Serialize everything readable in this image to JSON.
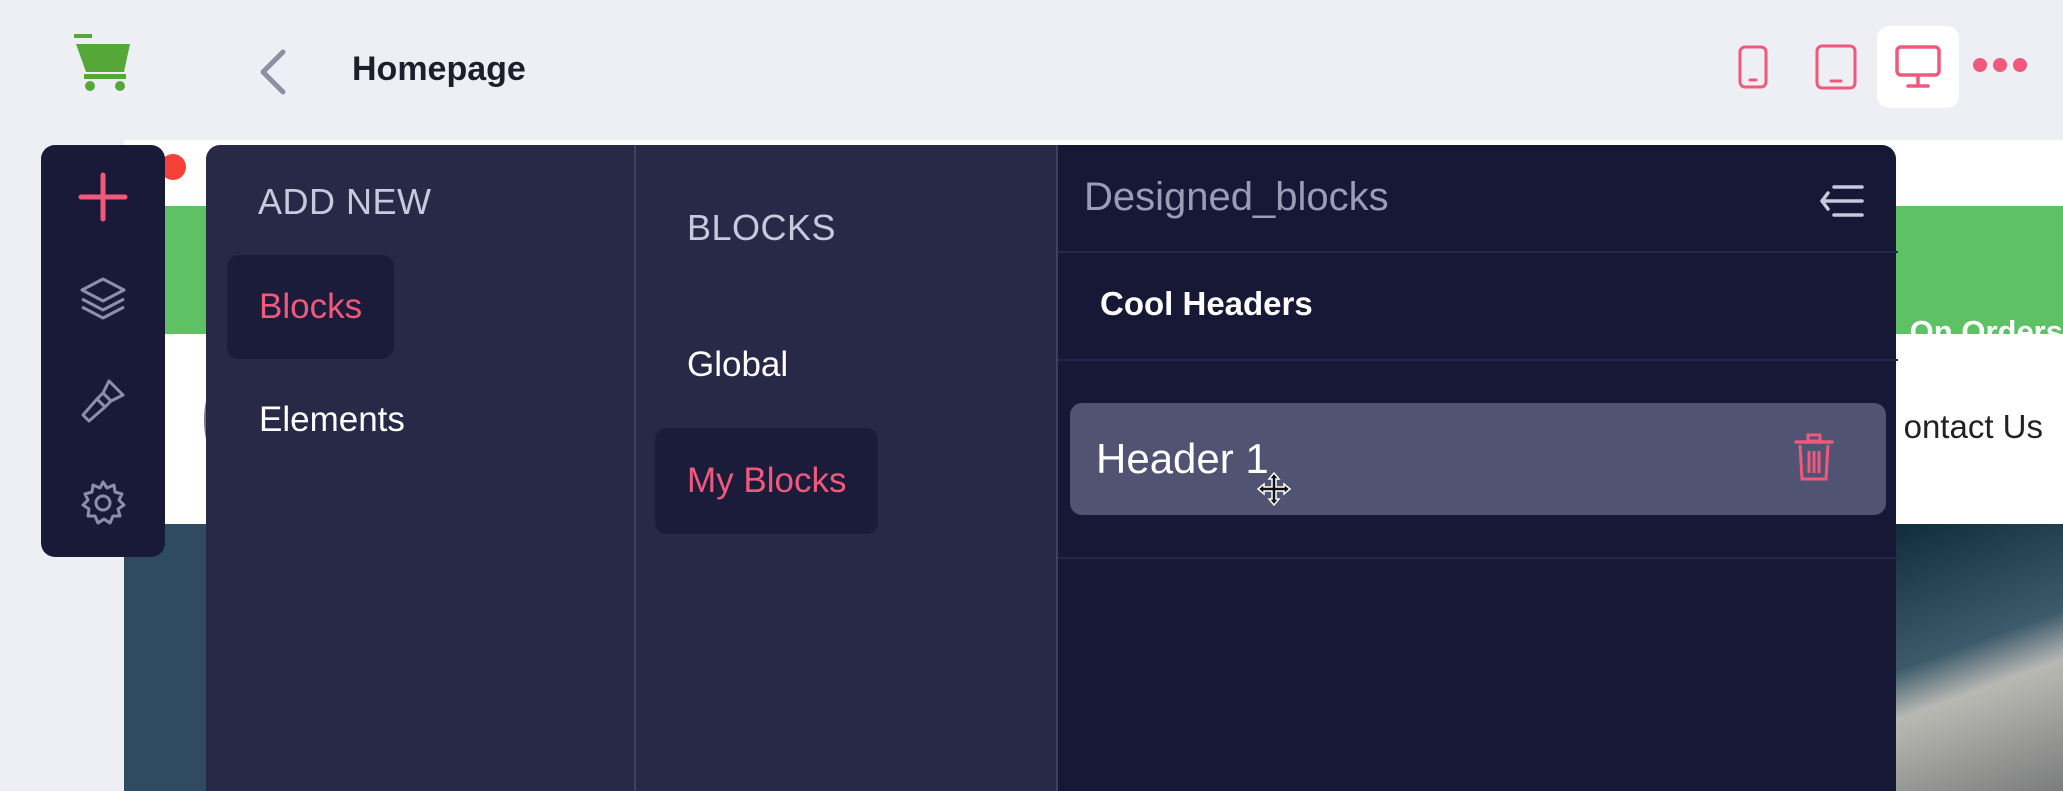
{
  "header": {
    "title": "Homepage",
    "logo_icon": "shopping-cart-icon",
    "back_icon": "chevron-left-icon",
    "devices": [
      {
        "name": "phone",
        "icon": "smartphone-icon",
        "active": false
      },
      {
        "name": "tablet",
        "icon": "tablet-icon",
        "active": false
      },
      {
        "name": "desktop",
        "icon": "monitor-icon",
        "active": true
      }
    ],
    "more_icon": "more-horizontal-icon"
  },
  "canvas": {
    "promo_text": "On Orders",
    "contact_text": "ontact Us"
  },
  "rail": {
    "items": [
      {
        "icon": "plus-icon"
      },
      {
        "icon": "layers-icon"
      },
      {
        "icon": "brush-icon"
      },
      {
        "icon": "gear-icon"
      }
    ]
  },
  "add_new": {
    "title": "ADD NEW",
    "items": [
      {
        "label": "Blocks",
        "active": true
      },
      {
        "label": "Elements",
        "active": false
      }
    ]
  },
  "blocks": {
    "title": "BLOCKS",
    "items": [
      {
        "label": "Global",
        "active": false
      },
      {
        "label": "My Blocks",
        "active": true
      }
    ]
  },
  "designed": {
    "title": "Designed_blocks",
    "collapse_icon": "collapse-menu-icon",
    "group": "Cool Headers",
    "block": {
      "name": "Header 1",
      "delete_icon": "trash-icon"
    }
  },
  "colors": {
    "accent": "#f0587c",
    "panel_dark": "#161836",
    "panel": "#282947",
    "rail": "#181a37",
    "logo_green": "#55a838"
  }
}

§ **Challenge**
Retype the data above exactly; pictures are not part of the copy.

§ **Full output**
Serialize everything readable in this image to JSON.
{
  "header": {
    "title": "Homepage",
    "logo_icon": "shopping-cart-icon",
    "back_icon": "chevron-left-icon",
    "devices": [
      {
        "name": "phone",
        "icon": "smartphone-icon",
        "active": false
      },
      {
        "name": "tablet",
        "icon": "tablet-icon",
        "active": false
      },
      {
        "name": "desktop",
        "icon": "monitor-icon",
        "active": true
      }
    ],
    "more_icon": "more-horizontal-icon"
  },
  "canvas": {
    "promo_text": "On Orders",
    "contact_text": "ontact Us"
  },
  "rail": {
    "items": [
      {
        "icon": "plus-icon"
      },
      {
        "icon": "layers-icon"
      },
      {
        "icon": "brush-icon"
      },
      {
        "icon": "gear-icon"
      }
    ]
  },
  "add_new": {
    "title": "ADD NEW",
    "items": [
      {
        "label": "Blocks",
        "active": true
      },
      {
        "label": "Elements",
        "active": false
      }
    ]
  },
  "blocks": {
    "title": "BLOCKS",
    "items": [
      {
        "label": "Global",
        "active": false
      },
      {
        "label": "My Blocks",
        "active": true
      }
    ]
  },
  "designed": {
    "title": "Designed_blocks",
    "collapse_icon": "collapse-menu-icon",
    "group": "Cool Headers",
    "block": {
      "name": "Header 1",
      "delete_icon": "trash-icon"
    }
  },
  "colors": {
    "accent": "#f0587c",
    "panel_dark": "#161836",
    "panel": "#282947",
    "rail": "#181a37",
    "logo_green": "#55a838"
  }
}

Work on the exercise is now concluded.